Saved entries
***

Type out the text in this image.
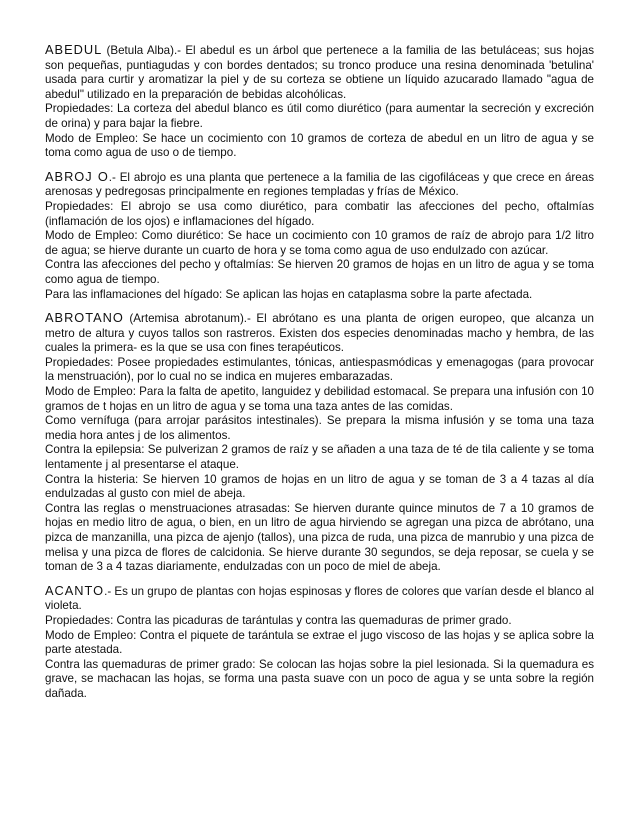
ABEDUL (Betula Alba).- El abedul es un árbol que pertenece a la familia de las betuláceas; sus hojas son pequeñas, puntiagudas y con bordes dentados; su tronco produce una resina denominada 'betulina' usada para curtir y aromatizar la piel y de su corteza se obtiene un líquido azucarado llamado "agua de abedul" utilizado en la preparación de bebidas alcohólicas.

Propiedades: La corteza del abedul blanco es útil como diurético (para aumentar la secreción y excreción de orina) y para bajar la fiebre.

Modo de Empleo: Se hace un cocimiento con 10 gramos de corteza de abedul en un litro de agua y se toma como agua de uso o de tiempo.

ABROJ O.- El abrojo es una planta que pertenece a la familia de las cigofiláceas y que crece en áreas arenosas y pedregosas principalmente en regiones templadas y frías de México.

Propiedades: El abrojo se usa como diurético, para combatir las afecciones del pecho, oftalmías (inflamación de los ojos) e inflamaciones del hígado.

Modo de Empleo: Como diurético: Se hace un cocimiento con 10 gramos de raíz de abrojo para 1/2 litro de agua; se hierve durante un cuarto de hora y se toma como agua de uso endulzado con azúcar.

Contra las afecciones del pecho y oftalmías: Se hierven 20 gramos de hojas en un litro de agua y se toma como agua de tiempo.

Para las inflamaciones del hígado: Se aplican las hojas en cataplasma sobre la parte afectada.

ABROTANO (Artemisa abrotanum).- El abrótano es una planta de origen europeo, que alcanza un metro de altura y cuyos tallos son rastreros. Existen dos especies denominadas macho y hembra, de las cuales la primera- es la que se usa con fines terapéuticos.

Propiedades: Posee propiedades estimulantes, tónicas, antiespasmódicas y emenagogas (para provocar la menstruación), por lo cual no se indica en mujeres embarazadas.

Modo de Empleo: Para la falta de apetito, languidez y debilidad estomacal. Se prepara una infusión con 10 gramos de t hojas en un litro de agua y se toma una taza antes de las comidas.

Como vernífuga (para arrojar parásitos intestinales). Se prepara la misma infusión y se toma una taza media hora antes j de los alimentos.

Contra la epilepsia: Se pulverizan 2 gramos de raíz y se añaden a una taza de té de tila caliente y se toma lentamente j al presentarse el ataque.

Contra la histeria: Se hierven 10 gramos de hojas en un litro de agua y se toman de 3 a 4 tazas al día endulzadas al gusto con miel de abeja.

Contra las reglas o menstruaciones atrasadas: Se hierven durante quince minutos de 7 a 10 gramos de hojas en medio litro de agua, o bien, en un litro de agua hirviendo se agregan una pizca de abrótano, una pizca de manzanilla, una pizca de ajenjo (tallos), una pizca de ruda, una pizca de manrubio y una pizca de melisa y una pizca de flores de calcidonia. Se hierve durante 30 segundos, se deja reposar, se cuela y se toman de 3 a 4 tazas diariamente, endulzadas con un poco de miel de abeja.

ACANTO.- Es un grupo de plantas con hojas espinosas y flores de colores que varían desde el blanco al violeta.

Propiedades: Contra las picaduras de tarántulas y contra las quemaduras de primer grado.

Modo de Empleo: Contra el piquete de tarántula se extrae el jugo viscoso de las hojas y se aplica sobre la parte atestada.

Contra las quemaduras de primer grado: Se colocan las hojas sobre la piel lesionada. Si la quemadura es grave, se machacan las hojas, se forma una pasta suave con un poco de agua y se unta sobre la región dañada.
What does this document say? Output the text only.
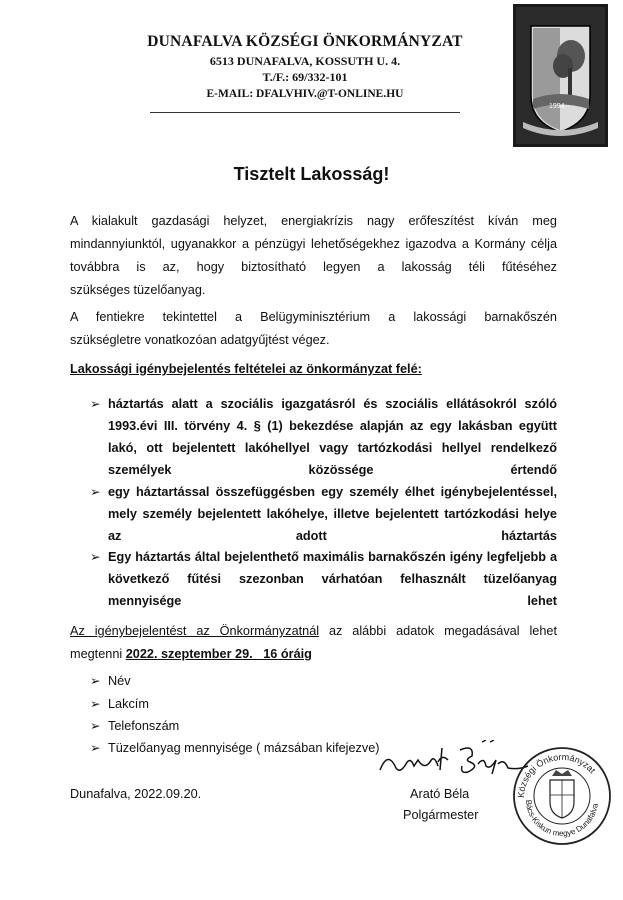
DUNAFALVA KÖZSÉGI ÖNKORMÁNYZAT
6513 DUNAFALVA, KOSSUTH U. 4.
T./F.: 69/332-101
E-MAIL: DFALVHIV.@T-ONLINE.HU
1994
Tisztelt Lakosság!
A kialakult gazdasági helyzet, energiakrízis nagy erőfeszítést kíván meg mindannyiunktól, ugyanakkor a pénzügyi lehetőségekhez igazodva a Kormány célja továbbra is az, hogy biztosítható legyen a lakosság téli fűtéséhez
szükséges tüzelőanyag.
A fentiekre tekintettel a Belügyminisztérium a lakossági barnakőszén
szükségletre vonatkozóan adatgyűjtést végez.
Lakossági igénybejelentés feltételei az önkormányzat felé:
➢ háztartás alatt a szociális igazgatásról és szociális ellátásokról szóló 1993.évi III. törvény 4. § (1) bekezdése alapján az egy lakásban együtt lakó, ott bejelentett lakóhellyel vagy tartózkodási hellyel rendelkező személyek közössége értendő
➢ egy háztartással összefüggésben egy személy élhet igénybejelentéssel, mely személy bejelentett lakóhelye, illetve bejelentett tartózkodási helye az adott háztartás
➢ Egy háztartás által bejelenthető maximális barnakőszén igény legfeljebb a következő fűtési szezonban várhatóan felhasznált tüzelőanyag mennyisége lehet
Az igénybejelentést az Önkormányzatnál az alábbi adatok megadásával lehet
megtenni 2022. szeptember 29.   16 óráig
➢ Név
➢ Lakcím
➢ Telefonszám
➢ Tüzelőanyag mennyisége ( mázsában kifejezve)
Községi Önkormányzat
Bács-Kiskun megye Dunafalva
Dunafalva, 2022.09.20.	Arató Béla
Polgármester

***

Search the entries for the string "parte" and collect each line that has it.

Para las inflamaciones del hígado: Se aplican las hojas en cataplasma sobre la parte afectada.
Modo de Empleo: Contra el piquete de tarántula se extrae el jugo viscoso de las hojas y se aplica sobre la parte atestada.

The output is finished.